*AIM OF THE TASK*: Scan the data below. Pull out each line where "above" occurs.

*TASK INPUT*:

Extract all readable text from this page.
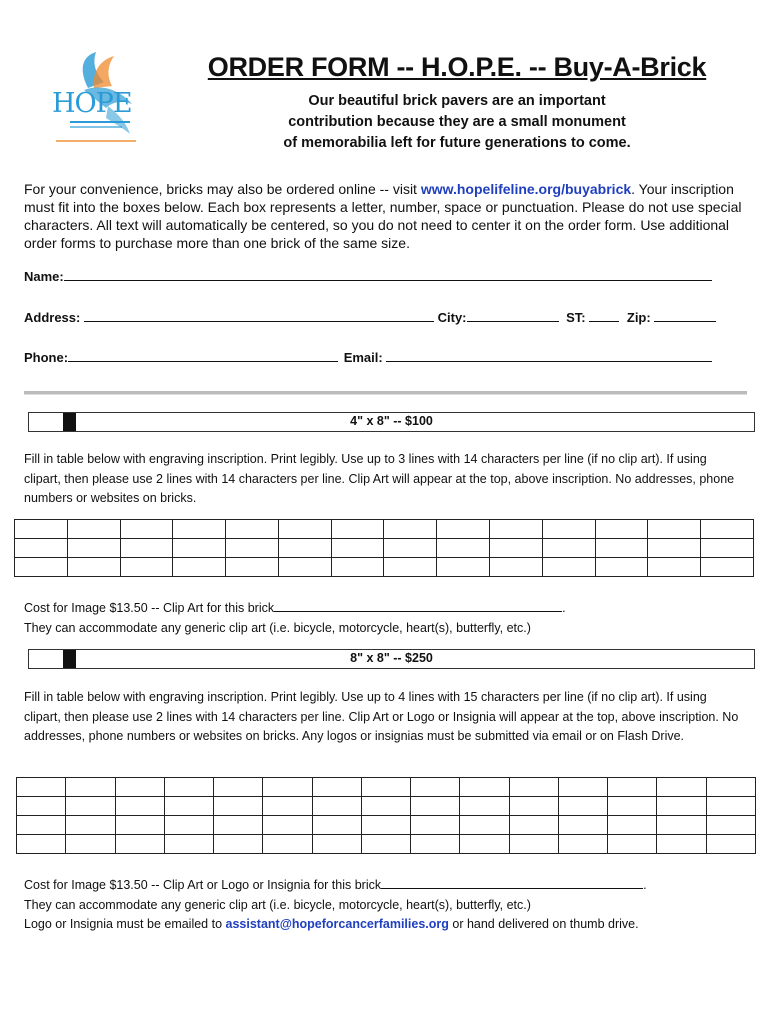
HOPE
ORDER FORM -- H.O.P.E. -- Buy-A-Brick
Our beautiful brick pavers are an important
contribution because they are a small monument
of memorabilia left for future generations to come.
For your convenience, bricks may also be ordered online -- visit www.hopelifeline.org/buyabrick. Your inscription must fit into the boxes below. Each box represents a letter, number, space or punctuation. Please do not use special characters. All text will automatically be centered, so you do not need to center it on the order form. Use additional order forms to purchase more than one brick of the same size.
Name:
Address:	City:	ST:	Zip:
Phone:	Email:
4" x 8" -- $100
Fill in table below with engraving inscription. Print legibly. Use up to 3 lines with 14 characters per line (if no clip art). If using clipart, then please use 2 lines with 14 characters per line. Clip Art will appear at the top, above inscription. No addresses, phone numbers or websites on bricks.

Cost for Image $13.50 -- Clip Art for this brick	.
They can accommodate any generic clip art (i.e. bicycle, motorcycle, heart(s), butterfly, etc.)
8" x 8" -- $250
Fill in table below with engraving inscription. Print legibly. Use up to 4 lines with 15 characters per line (if no clip art). If using clipart, then please use 2 lines with 14 characters per line. Clip Art or Logo or Insignia will appear at the top, above inscription. No addresses, phone numbers or websites on bricks. Any logos or insignias must be submitted via email or on Flash Drive.

Cost for Image $13.50 -- Clip Art or Logo or Insignia for this brick	.
They can accommodate any generic clip art (i.e. bicycle, motorcycle, heart(s), butterfly, etc.)
Logo or Insignia must be emailed to assistant@hopeforcancerfamilies.org or hand delivered on thumb drive.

*TASK SOLUTION*:
Fill in table below with engraving inscription. Print legibly. Use up to 3 lines with 14 characters per line (if no clip art). If using clipart, then please use 2 lines with 14 characters per line. Clip Art will appear at the top, above inscription. No addresses, phone numbers or websites on bricks.
Fill in table below with engraving inscription. Print legibly. Use up to 4 lines with 15 characters per line (if no clip art). If using clipart, then please use 2 lines with 14 characters per line. Clip Art or Logo or Insignia will appear at the top, above inscription. No addresses, phone numbers or websites on bricks. Any logos or insignias must be submitted via email or on Flash Drive.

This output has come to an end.